▶ **GOAL OF THE EXERCISE**
Return everything in the data below from the line containing "pin-7-right: 7 — [403, 324, 413, 342]" down to the line containing "pin-8-right: 8 — [403, 344, 413, 362]", both lines included, with each line unchanged.

▶ **RAW RECORDS**

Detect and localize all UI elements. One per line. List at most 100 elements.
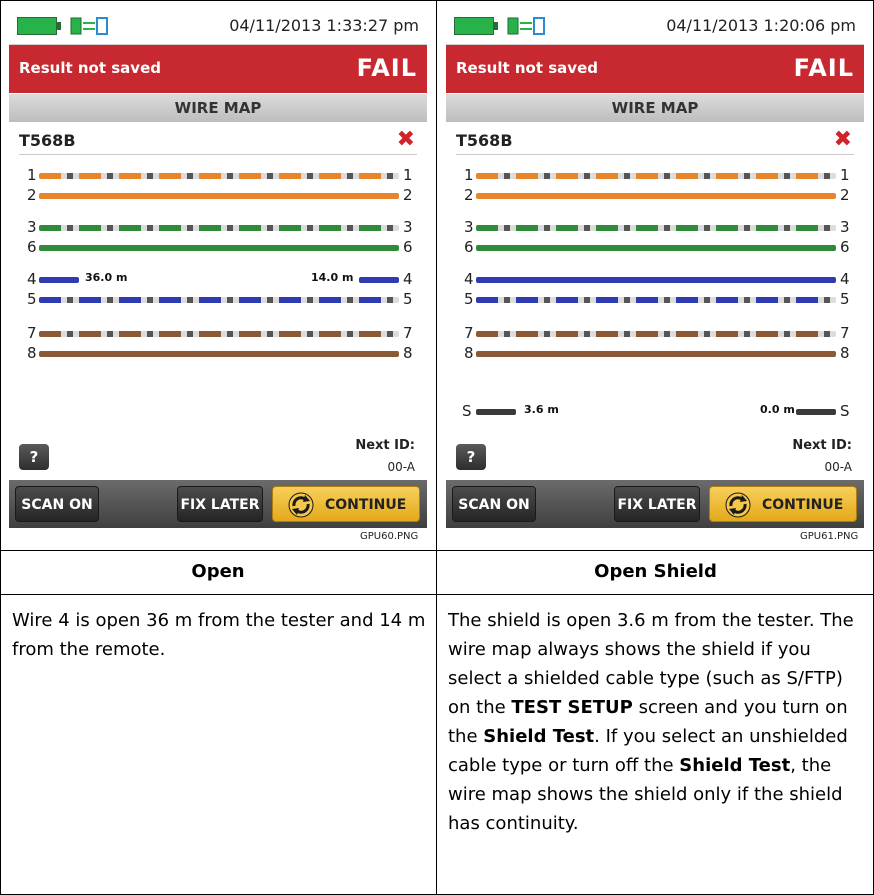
pin-7-right: 7 — [403, 324, 413, 342]
wire-6 — [476, 245, 836, 251]
fail-x-icon: ✖ — [833, 127, 852, 152]
button-bar: SCAN ON FIX LATER CONTINUE — [9, 480, 427, 528]
wire-map-title: WIRE MAP — [446, 94, 864, 122]
row-divider — [0, 550, 874, 551]
status-bar: 04/11/2013 1:33:27 pm — [9, 8, 427, 45]
shield-test-term: Shield Test — [679, 755, 791, 776]
result-bar: Result not saved FAIL — [446, 45, 864, 93]
pin-2-left: 2 — [464, 186, 474, 204]
standard-label: T568B — [456, 131, 513, 150]
link-status-icon — [70, 17, 108, 35]
pin-3-right: 3 — [403, 218, 413, 236]
next-id-label: Next ID: — [355, 438, 415, 453]
wire-2 — [39, 193, 399, 199]
standard-row: T568B ✖ — [456, 126, 854, 155]
battery-icon — [17, 17, 57, 35]
pin-shield-right: S — [840, 402, 850, 420]
pin-8-left: 8 — [464, 344, 474, 362]
wire-4-tester-segment — [39, 277, 79, 283]
continue-button[interactable]: CONTINUE — [272, 486, 420, 522]
continue-label: CONTINUE — [325, 497, 407, 513]
pin-3-right: 3 — [840, 218, 850, 236]
wire-3 — [476, 225, 836, 231]
wire-7 — [39, 331, 399, 337]
image-caption: GPU61.PNG — [800, 531, 859, 542]
right-screenshot-cell: 04/11/2013 1:20:06 pm Result not saved F… — [437, 0, 873, 550]
pin-4-right: 4 — [840, 270, 850, 288]
pin-6-right: 6 — [840, 238, 850, 256]
continue-label: CONTINUE — [762, 497, 844, 513]
help-button[interactable]: ? — [456, 444, 486, 470]
result-bar: Result not saved FAIL — [9, 45, 427, 93]
refresh-icon — [725, 492, 751, 518]
fix-later-button[interactable]: FIX LATER — [177, 486, 263, 522]
pin-7-left: 7 — [27, 324, 37, 342]
battery-tip — [57, 22, 61, 30]
shield-remote-segment — [796, 409, 836, 415]
scan-on-button[interactable]: SCAN ON — [452, 486, 536, 522]
pin-6-left: 6 — [464, 238, 474, 256]
pin-5-left: 5 — [464, 290, 474, 308]
wire-2 — [476, 193, 836, 199]
date-time: 04/11/2013 1:33:27 pm — [229, 16, 419, 35]
wire-4-remote-segment — [359, 277, 399, 283]
pin-8-right: 8 — [840, 344, 850, 362]
image-caption: GPU60.PNG — [360, 531, 419, 542]
pin-8-right: 8 — [403, 344, 413, 362]
continue-button[interactable]: CONTINUE — [709, 486, 857, 522]
wire-7 — [476, 331, 836, 337]
fail-status: FAIL — [793, 54, 854, 82]
wire-3 — [39, 225, 399, 231]
pin-7-left: 7 — [464, 324, 474, 342]
shield-open-distance-tester: 3.6 m — [524, 403, 559, 416]
pin-2-left: 2 — [27, 186, 37, 204]
standard-row: T568B ✖ — [19, 126, 417, 155]
shield-test-term: Shield Test — [483, 726, 595, 747]
fail-status: FAIL — [356, 54, 417, 82]
left-description: Wire 4 is open 36 m from the tester and … — [12, 610, 426, 660]
pin-8-left: 8 — [27, 344, 37, 362]
result-message: Result not saved — [456, 59, 598, 77]
standard-label: T568B — [19, 131, 76, 150]
status-bar: 04/11/2013 1:20:06 pm — [446, 8, 864, 45]
pin-5-left: 5 — [27, 290, 37, 308]
pin-2-right: 2 — [840, 186, 850, 204]
wire-8 — [476, 351, 836, 357]
shield-open-distance-remote: 0.0 m — [760, 403, 795, 416]
wire-map-title: WIRE MAP — [9, 94, 427, 122]
pin-3-left: 3 — [27, 218, 37, 236]
left-heading: Open — [191, 561, 245, 582]
pin-5-right: 5 — [403, 290, 413, 308]
link-status-icon — [507, 17, 545, 35]
wire-4-open-distance-tester: 36.0 m — [85, 271, 128, 284]
pin-4-right: 4 — [403, 270, 413, 288]
fix-later-button[interactable]: FIX LATER — [614, 486, 700, 522]
right-description: The shield is open 3.6 m from the tester… — [448, 606, 868, 838]
pin-4-left: 4 — [27, 270, 37, 288]
next-id-label: Next ID: — [792, 438, 852, 453]
help-button[interactable]: ? — [19, 444, 49, 470]
left-screenshot-cell: 04/11/2013 1:33:27 pm Result not saved F… — [0, 0, 436, 550]
pin-1-left: 1 — [464, 166, 474, 184]
battery-icon — [454, 17, 494, 35]
pin-1-left: 1 — [27, 166, 37, 184]
shield-tester-segment — [476, 409, 516, 415]
wire-6 — [39, 245, 399, 251]
wire-5 — [39, 297, 399, 303]
pin-7-right: 7 — [840, 324, 850, 342]
scan-on-button[interactable]: SCAN ON — [15, 486, 99, 522]
pin-4-left: 4 — [464, 270, 474, 288]
pin-1-right: 1 — [840, 166, 850, 184]
pin-5-right: 5 — [840, 290, 850, 308]
row-divider — [0, 594, 874, 595]
wire-1 — [476, 173, 836, 179]
battery-tip — [494, 22, 498, 30]
wire-4 — [476, 277, 836, 283]
pin-6-left: 6 — [27, 238, 37, 256]
wire-8 — [39, 351, 399, 357]
pin-2-right: 2 — [403, 186, 413, 204]
tester-screen: 04/11/2013 1:20:06 pm Result not saved F… — [446, 8, 864, 528]
button-bar: SCAN ON FIX LATER CONTINUE — [446, 480, 864, 528]
refresh-icon — [288, 492, 314, 518]
pin-shield-left: S — [462, 402, 472, 420]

▶ **RIGHT ANSWER**
pin-7-right: 7 — [403, 324, 413, 342]
wire-6 — [476, 245, 836, 251]
fail-x-icon: ✖ — [833, 127, 852, 152]
button-bar: SCAN ON FIX LATER CONTINUE — [9, 480, 427, 528]
wire-map-title: WIRE MAP — [446, 94, 864, 122]
row-divider — [0, 550, 874, 551]
status-bar: 04/11/2013 1:33:27 pm — [9, 8, 427, 45]
shield-test-term: Shield Test — [679, 755, 791, 776]
result-bar: Result not saved FAIL — [446, 45, 864, 93]
pin-2-left: 2 — [464, 186, 474, 204]
standard-label: T568B — [456, 131, 513, 150]
link-status-icon — [70, 17, 108, 35]
pin-3-right: 3 — [403, 218, 413, 236]
next-id-label: Next ID: — [355, 438, 415, 453]
wire-2 — [39, 193, 399, 199]
standard-row: T568B ✖ — [456, 126, 854, 155]
battery-icon — [17, 17, 57, 35]
pin-shield-right: S — [840, 402, 850, 420]
pin-8-left: 8 — [464, 344, 474, 362]
wire-4-tester-segment — [39, 277, 79, 283]
continue-button[interactable]: CONTINUE — [272, 486, 420, 522]
continue-label: CONTINUE — [325, 497, 407, 513]
pin-3-right: 3 — [840, 218, 850, 236]
wire-3 — [476, 225, 836, 231]
wire-7 — [39, 331, 399, 337]
image-caption: GPU61.PNG — [800, 531, 859, 542]
right-screenshot-cell: 04/11/2013 1:20:06 pm Result not saved F… — [437, 0, 873, 550]
pin-4-right: 4 — [840, 270, 850, 288]
pin-6-right: 6 — [840, 238, 850, 256]
continue-label: CONTINUE — [762, 497, 844, 513]
help-button[interactable]: ? — [456, 444, 486, 470]
result-bar: Result not saved FAIL — [9, 45, 427, 93]
refresh-icon — [725, 492, 751, 518]
fix-later-button[interactable]: FIX LATER — [177, 486, 263, 522]
pin-7-left: 7 — [27, 324, 37, 342]
battery-tip — [57, 22, 61, 30]
shield-remote-segment — [796, 409, 836, 415]
scan-on-button[interactable]: SCAN ON — [452, 486, 536, 522]
pin-6-left: 6 — [464, 238, 474, 256]
pin-5-left: 5 — [464, 290, 474, 308]
wire-2 — [476, 193, 836, 199]
date-time: 04/11/2013 1:33:27 pm — [229, 16, 419, 35]
wire-4-remote-segment — [359, 277, 399, 283]
pin-8-right: 8 — [840, 344, 850, 362]
image-caption: GPU60.PNG — [360, 531, 419, 542]
pin-8-right: 8 — [403, 344, 413, 362]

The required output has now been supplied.